▶ [WHAT THE TASK REQUIRES]:
Work out the number of lines in the records that include the word "últimos"; reply with that number alone.
**** TASK MATERIAL ****
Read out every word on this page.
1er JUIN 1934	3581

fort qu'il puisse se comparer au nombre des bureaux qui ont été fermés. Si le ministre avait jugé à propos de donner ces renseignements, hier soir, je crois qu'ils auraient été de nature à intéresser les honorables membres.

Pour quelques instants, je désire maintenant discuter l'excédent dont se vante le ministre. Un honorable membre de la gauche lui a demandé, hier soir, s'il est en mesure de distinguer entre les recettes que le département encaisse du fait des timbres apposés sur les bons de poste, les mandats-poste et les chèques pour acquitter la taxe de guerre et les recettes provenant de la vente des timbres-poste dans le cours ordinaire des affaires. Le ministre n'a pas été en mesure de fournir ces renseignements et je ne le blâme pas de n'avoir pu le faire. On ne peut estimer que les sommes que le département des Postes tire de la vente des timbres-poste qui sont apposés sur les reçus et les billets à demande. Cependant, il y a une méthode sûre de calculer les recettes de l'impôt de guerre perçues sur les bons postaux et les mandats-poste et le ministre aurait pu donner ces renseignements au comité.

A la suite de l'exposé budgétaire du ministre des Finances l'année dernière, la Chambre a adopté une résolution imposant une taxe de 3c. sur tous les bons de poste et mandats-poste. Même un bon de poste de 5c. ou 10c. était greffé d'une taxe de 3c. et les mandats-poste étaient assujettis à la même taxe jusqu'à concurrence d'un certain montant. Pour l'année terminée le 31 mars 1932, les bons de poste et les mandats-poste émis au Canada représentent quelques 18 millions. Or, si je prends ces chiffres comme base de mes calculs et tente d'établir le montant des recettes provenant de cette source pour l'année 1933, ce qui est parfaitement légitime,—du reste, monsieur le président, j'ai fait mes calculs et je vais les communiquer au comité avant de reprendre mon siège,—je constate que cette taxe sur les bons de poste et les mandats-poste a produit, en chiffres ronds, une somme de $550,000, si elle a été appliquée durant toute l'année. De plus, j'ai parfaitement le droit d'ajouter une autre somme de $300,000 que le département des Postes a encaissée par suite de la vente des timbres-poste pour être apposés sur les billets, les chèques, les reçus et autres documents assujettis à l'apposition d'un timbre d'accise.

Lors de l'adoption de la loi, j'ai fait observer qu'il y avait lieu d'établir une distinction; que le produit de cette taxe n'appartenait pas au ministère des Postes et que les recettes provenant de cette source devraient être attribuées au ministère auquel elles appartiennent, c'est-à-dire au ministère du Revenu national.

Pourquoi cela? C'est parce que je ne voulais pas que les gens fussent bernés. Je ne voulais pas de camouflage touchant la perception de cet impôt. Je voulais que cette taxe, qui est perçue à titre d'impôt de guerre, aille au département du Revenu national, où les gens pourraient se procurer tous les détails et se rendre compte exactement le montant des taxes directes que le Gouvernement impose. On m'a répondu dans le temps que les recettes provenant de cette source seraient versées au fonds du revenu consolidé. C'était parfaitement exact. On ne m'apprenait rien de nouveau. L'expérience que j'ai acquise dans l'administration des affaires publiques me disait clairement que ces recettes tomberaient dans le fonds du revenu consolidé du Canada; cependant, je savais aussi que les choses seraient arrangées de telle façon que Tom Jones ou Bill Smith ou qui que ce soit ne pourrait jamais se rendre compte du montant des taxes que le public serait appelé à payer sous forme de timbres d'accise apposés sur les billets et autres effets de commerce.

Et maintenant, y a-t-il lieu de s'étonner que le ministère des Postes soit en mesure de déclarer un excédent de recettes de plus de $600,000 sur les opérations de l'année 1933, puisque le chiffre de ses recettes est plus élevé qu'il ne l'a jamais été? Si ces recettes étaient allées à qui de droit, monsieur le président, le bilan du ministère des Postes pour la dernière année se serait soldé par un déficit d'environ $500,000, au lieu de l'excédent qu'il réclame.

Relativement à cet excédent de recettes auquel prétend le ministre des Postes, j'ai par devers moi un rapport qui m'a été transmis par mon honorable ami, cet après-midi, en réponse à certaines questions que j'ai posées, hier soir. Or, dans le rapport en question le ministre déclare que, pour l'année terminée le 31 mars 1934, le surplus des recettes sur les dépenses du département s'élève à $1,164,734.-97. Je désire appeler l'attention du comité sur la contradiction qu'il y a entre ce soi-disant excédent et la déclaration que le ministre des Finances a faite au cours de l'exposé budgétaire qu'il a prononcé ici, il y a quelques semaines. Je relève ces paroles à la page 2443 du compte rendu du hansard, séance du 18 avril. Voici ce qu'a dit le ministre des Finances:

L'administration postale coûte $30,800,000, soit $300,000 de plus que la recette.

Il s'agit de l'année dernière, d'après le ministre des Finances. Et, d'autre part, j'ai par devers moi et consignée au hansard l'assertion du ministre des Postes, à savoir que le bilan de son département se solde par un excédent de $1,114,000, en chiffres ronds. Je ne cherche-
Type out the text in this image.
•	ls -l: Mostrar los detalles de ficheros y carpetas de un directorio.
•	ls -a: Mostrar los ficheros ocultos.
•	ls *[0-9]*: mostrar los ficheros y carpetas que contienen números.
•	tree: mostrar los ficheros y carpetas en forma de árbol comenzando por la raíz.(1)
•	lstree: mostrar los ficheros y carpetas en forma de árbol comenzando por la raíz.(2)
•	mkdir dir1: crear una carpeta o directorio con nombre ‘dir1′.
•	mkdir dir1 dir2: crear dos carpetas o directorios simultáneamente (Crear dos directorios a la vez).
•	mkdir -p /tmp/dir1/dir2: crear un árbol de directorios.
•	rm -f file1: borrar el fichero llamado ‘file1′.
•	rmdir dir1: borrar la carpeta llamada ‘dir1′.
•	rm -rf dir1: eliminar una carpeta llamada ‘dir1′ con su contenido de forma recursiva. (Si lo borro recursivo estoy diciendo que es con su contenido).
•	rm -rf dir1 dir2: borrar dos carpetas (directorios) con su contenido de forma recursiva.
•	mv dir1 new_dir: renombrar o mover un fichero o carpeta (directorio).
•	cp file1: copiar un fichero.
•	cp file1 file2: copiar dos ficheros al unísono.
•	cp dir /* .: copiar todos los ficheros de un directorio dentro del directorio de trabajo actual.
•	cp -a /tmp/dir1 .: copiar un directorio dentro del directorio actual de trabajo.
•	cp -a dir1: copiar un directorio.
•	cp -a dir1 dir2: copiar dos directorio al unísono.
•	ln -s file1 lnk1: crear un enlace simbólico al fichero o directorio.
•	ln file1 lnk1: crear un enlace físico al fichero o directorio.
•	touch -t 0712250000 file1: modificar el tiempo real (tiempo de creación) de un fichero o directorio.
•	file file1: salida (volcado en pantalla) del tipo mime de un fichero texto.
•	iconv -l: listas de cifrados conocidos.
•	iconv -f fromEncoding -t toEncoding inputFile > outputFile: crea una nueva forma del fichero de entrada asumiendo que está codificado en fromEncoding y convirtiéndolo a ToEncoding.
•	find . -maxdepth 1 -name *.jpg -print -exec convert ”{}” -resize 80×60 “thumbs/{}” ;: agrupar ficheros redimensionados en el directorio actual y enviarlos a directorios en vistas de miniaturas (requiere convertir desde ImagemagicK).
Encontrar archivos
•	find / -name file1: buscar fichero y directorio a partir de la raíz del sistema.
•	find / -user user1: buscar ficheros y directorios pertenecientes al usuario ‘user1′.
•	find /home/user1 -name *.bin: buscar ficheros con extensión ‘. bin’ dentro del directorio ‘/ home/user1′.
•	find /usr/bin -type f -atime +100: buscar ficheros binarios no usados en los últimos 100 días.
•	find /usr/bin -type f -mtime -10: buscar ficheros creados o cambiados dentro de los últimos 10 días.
****
▶ [COMPLETE RESPONSE]:
2